#### [Selected text]
In the 1990s, colleagues and I conducted two studies—one of 173 patients in a Tennessee psychiatric hospital⁴ and the other of 490 patients in an Ohio psychiatric emergency service⁵—and found yet again that African-Americans were more likely than whites to be diagnosed with schizophrenia. In the hospital study, higher rates of schizophrenia diagnosis were associated with lower rates of mood disorder diagnosis. This inverse relationship implied that African-Americans with mood disorders were being misdiagnosed with schizophrenia.

Men were more likely than women to be diagnosed with schizophrenia, suggesting that African-American men were most likely to be misdiagnosed. When adjustments were made for gender, black women were found to be at higher risk for misdiagnosis than white women.

Lawson et al⁶ extended this research in a population-based study of African-Americans living in Tennessee. They found that African-Americans constituted 16% of the state’s population but 48% of psychiatric inpatients diagnosed with schizophrenia and 37% of psychiatric outpatients.

CONSEQUENCES OF INACCURATE DIAGNOSIS

Differentiating between schizophrenia (Box 1) and a psychotic mood disorder (Box 2) is more than a semantic exercise. Schizophrenia implies a chronic, unremitting, debilitating illness that worsens over time. Though this perception of schizophrenia is not entirely accurate, in clinical practice its diagnosis imparts a bleak prognosis that may lower the clinician’s expectations for the patient.⁷

Schizophrenia misdiagnosis also may lead the psychiatrist to rely excessively on antipsychotics, rather than attempting thymoleptic and psychotherapy trials. Studies suggest that African-American patients are more likely than similar white patients to receive antipsychotics^4,8,9 and less likely to receive psychotherapy.^5,10

Reasons why African-Americans are often misdiagnosed with schizophrenia remain unclear but probably include four contributing factors:

• differences in symptom presentation compared with whites
• failure by clinicians to identify affective symptoms in African-Americans
• minority patients’ wariness when dealing with health services
• and racial stereotyping.

#### [Questions]
**a)** In the passage on schizophrenia misdiagnosis, rewrite the part from "Lawson et al⁶" to "of psychiatric outpatients.", swapping "psychiatric outpatients" for "mental health outpatients".
**b)** According to the passage on schizophrenia misdiagnosis, what percentage of Tennessee's population did African-Americans make up in the study by Lawson et al?
**c)** Continue the passage on schizophrenia misdiagnosis from where it stops.

#### [Source information]
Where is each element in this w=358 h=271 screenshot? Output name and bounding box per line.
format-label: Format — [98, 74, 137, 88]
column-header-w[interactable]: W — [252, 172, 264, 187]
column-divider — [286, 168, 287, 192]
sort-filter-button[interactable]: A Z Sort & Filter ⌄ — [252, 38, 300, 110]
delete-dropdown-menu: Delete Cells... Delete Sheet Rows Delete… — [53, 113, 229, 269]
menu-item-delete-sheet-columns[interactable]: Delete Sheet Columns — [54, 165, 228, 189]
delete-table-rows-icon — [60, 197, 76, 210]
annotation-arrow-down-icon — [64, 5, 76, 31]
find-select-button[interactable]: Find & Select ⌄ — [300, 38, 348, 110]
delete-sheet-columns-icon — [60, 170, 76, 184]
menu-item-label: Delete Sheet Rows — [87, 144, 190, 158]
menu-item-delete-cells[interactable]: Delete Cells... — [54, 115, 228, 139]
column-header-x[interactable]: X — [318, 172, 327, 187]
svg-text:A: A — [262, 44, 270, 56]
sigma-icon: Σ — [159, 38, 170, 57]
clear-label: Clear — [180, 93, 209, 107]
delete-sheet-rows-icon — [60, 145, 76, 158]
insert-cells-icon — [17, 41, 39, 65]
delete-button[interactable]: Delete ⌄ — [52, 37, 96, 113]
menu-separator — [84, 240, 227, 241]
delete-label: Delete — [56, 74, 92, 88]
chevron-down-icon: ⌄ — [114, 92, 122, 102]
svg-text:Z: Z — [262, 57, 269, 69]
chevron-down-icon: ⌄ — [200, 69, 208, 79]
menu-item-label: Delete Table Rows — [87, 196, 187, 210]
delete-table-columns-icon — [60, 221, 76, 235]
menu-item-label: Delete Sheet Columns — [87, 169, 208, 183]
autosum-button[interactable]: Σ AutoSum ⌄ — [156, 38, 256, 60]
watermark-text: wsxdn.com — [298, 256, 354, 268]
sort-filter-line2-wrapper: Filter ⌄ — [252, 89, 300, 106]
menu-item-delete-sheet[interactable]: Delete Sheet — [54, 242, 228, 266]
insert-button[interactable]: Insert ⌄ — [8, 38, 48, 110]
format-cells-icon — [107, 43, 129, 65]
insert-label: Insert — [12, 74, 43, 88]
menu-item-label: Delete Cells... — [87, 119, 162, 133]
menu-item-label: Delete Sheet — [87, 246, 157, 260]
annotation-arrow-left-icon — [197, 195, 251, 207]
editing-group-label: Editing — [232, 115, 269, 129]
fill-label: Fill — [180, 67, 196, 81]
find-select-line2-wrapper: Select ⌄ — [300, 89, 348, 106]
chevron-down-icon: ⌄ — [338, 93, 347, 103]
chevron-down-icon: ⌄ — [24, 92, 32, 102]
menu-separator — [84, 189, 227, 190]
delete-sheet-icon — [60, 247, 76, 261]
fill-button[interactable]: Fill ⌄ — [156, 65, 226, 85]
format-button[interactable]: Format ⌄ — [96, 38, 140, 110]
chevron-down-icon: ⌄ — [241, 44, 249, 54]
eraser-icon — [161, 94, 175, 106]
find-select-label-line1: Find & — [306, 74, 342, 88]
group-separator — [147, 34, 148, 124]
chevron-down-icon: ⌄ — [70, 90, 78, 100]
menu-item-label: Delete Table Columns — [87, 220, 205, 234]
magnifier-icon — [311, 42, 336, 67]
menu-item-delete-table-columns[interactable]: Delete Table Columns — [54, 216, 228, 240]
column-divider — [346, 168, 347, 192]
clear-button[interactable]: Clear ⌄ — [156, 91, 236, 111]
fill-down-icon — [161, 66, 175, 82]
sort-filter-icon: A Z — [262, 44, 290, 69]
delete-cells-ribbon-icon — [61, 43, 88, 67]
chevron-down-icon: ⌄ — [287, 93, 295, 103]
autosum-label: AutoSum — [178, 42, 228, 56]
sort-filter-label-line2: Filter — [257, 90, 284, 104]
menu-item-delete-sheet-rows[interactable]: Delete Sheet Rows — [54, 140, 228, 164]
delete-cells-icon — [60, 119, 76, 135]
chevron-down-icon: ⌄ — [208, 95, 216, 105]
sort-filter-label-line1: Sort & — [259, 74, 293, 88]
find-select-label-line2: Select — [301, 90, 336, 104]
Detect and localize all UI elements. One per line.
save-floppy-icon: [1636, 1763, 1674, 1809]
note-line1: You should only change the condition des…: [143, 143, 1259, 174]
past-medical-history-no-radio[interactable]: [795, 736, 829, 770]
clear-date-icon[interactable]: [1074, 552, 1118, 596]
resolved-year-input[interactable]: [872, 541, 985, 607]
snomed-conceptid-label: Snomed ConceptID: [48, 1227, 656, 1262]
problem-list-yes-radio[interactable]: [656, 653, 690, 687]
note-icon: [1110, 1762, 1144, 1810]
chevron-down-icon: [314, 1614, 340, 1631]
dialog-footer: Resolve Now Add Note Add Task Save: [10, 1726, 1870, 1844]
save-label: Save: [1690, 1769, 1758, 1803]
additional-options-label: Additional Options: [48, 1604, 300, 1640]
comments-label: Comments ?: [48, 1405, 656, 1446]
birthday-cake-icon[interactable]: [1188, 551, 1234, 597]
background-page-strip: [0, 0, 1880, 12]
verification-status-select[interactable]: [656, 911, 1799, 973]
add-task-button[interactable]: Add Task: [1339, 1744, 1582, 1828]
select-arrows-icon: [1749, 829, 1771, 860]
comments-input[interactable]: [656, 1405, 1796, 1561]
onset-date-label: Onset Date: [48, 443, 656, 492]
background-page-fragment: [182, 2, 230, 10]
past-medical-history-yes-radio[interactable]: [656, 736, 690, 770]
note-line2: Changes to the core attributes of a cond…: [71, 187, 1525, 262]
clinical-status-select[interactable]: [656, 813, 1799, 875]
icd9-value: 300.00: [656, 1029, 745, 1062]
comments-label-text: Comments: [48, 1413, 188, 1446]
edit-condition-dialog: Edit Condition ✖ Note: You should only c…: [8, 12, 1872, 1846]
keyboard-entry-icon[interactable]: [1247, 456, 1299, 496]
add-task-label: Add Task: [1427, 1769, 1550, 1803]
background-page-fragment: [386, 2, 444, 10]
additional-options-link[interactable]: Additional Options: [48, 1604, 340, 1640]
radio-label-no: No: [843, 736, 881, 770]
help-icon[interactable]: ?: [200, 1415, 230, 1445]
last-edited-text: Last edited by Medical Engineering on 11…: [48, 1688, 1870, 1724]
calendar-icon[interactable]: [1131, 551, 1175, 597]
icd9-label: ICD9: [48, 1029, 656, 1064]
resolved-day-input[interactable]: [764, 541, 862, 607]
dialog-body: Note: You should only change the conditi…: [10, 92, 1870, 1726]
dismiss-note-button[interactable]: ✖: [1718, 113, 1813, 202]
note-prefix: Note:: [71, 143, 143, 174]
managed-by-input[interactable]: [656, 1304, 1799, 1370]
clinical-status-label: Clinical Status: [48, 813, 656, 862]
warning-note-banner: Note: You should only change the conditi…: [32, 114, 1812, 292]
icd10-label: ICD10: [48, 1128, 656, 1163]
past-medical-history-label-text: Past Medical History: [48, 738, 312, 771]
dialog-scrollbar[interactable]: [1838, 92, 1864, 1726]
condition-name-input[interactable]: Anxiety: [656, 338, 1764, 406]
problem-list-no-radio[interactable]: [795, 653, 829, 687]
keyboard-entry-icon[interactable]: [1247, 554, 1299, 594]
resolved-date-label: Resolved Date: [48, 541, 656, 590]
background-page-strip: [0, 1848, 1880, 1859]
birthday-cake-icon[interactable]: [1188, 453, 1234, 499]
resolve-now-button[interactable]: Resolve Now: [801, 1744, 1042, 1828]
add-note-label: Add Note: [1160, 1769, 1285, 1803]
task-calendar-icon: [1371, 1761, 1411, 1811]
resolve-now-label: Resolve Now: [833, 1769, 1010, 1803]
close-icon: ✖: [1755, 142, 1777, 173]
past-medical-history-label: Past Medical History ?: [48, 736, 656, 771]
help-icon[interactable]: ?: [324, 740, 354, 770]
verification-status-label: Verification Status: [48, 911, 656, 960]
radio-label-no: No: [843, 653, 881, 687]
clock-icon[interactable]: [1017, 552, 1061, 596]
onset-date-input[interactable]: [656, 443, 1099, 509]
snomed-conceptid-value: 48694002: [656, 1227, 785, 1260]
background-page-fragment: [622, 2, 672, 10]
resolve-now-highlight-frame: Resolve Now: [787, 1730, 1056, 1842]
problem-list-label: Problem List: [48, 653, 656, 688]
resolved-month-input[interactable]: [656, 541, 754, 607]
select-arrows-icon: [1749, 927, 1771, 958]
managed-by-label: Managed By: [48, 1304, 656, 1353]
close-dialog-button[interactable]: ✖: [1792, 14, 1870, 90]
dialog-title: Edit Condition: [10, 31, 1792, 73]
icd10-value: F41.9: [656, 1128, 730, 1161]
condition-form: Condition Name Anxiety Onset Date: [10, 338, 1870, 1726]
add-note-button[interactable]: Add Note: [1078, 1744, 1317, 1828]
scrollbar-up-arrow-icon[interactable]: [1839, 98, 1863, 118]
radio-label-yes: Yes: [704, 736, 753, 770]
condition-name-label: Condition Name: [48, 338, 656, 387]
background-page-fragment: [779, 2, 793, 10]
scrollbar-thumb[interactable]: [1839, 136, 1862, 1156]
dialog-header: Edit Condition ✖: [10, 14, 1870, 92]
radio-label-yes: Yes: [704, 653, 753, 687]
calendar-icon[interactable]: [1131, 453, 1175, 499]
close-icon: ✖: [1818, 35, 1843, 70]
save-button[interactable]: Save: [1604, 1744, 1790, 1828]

#### [Responses to the exercise]
**a)**
Lawson et al⁶ extended this research in a population-based study of African-Americans living in Tennessee. They found that African-Americans constituted 16% of the state’s population but 48% of psychiatric inpatients diagnosed with schizophrenia and 37% of mental health outpatients.

**b)** 16%

**c)**
DIFFERENCES IN SYMPTOM EXPRESSION

African-American patients with mood disorders or schizophrenia are more likely than are similar white patients to complain of auditory hallucinations.^11-13 For example, Strakowski et al¹⁴ examined 330 patients with nonaffective and psychotic diagnoses in a study that was used to develop DSM-IV criteria for schizophrenia. Auditory hallucinations were rated as more severe in African-American than in similar white patients.

Box 2

African-American patients also are more likely than whites to exhibit so-called Schneiderian first-rank symptoms of schizophrenia,¹⁵ including:

• delusions of thought broadcasting or insertion
• auditory hallucinations of voices conversing about the patient in the third person.

These symptoms were once used to diagnose schizophrenia, but their lack of specificity has been well documented.^2,16 First-rank symptoms of schizophrenia depend on the specific form of the hallucination or delusion, are likely to be influenced by a patient’s culture, and may be misleading in multicultural populations. Though first-rank symptoms now occupy a minor role in U.S. diagnostic systems, they might continue to sway clinicians—even when using structured diagnostic interviews—to inappropriately diagnose schizophrenia in lieu of affective disorders in minority patients.¹⁵

To extend this finding, our group¹⁶ studied rates and severity of affective and psychotic symptoms—particularly first-rank symptoms—in 100 patients with psychotic mania who met DSM-III-R criteria for bipolar disorder (80%) or schizoaffective disorder, bipolar type (20%) as determined by structured diagnostic interview. No differences in affective symptoms between African-American and white patients were seen. African-Americans were more likely to endorse auditory hallucinations and to report severe auditory hallucinations of voices commenting on their behavior—the only first-rank symptom on which they differed from whites.

Though their affective symptoms were similar, African-Americans were significantly more likely than whites to have been diagnosed with a schizophrenia-spectrum disorder. Because misdiagnosis of African-Americans could not be explained by psychotic symptoms—which were as severe as those of white patients—these findings suggest other mechanisms were at work.

UNIDENTIFIED AFFECTIVE SYMPTOMS

Underidentification of mood disorders in African-American patients may also lead to over-diagnosis of schizophrenia. In a sample of 99 patients, colleagues and I¹⁷ compared clinical diagnoses made in a psychiatric emergency service with those by research investigators using a structured clinical interview. Reasons for diagnostic differences were identified and divided into two categories:

• the same symptoms were recorded but applied differently to diagnostic criteria (criterion variance)
• different information was recorded, which led to diagnostic discrepancies (information variance).

Differences occurred significantly more often in African-American than in white patients, but only information variance was associated with ethnicity. This suggests that clinicians are less likely to elicit appropriate information from African-American than from white psychiatric patients. The fact that researchers obtained this information during diagnostic interviews suggests that the patients could provide it when given appropriate prompts. Specifically, affective symptoms were less likely to be elicited by clinicians than by researchers.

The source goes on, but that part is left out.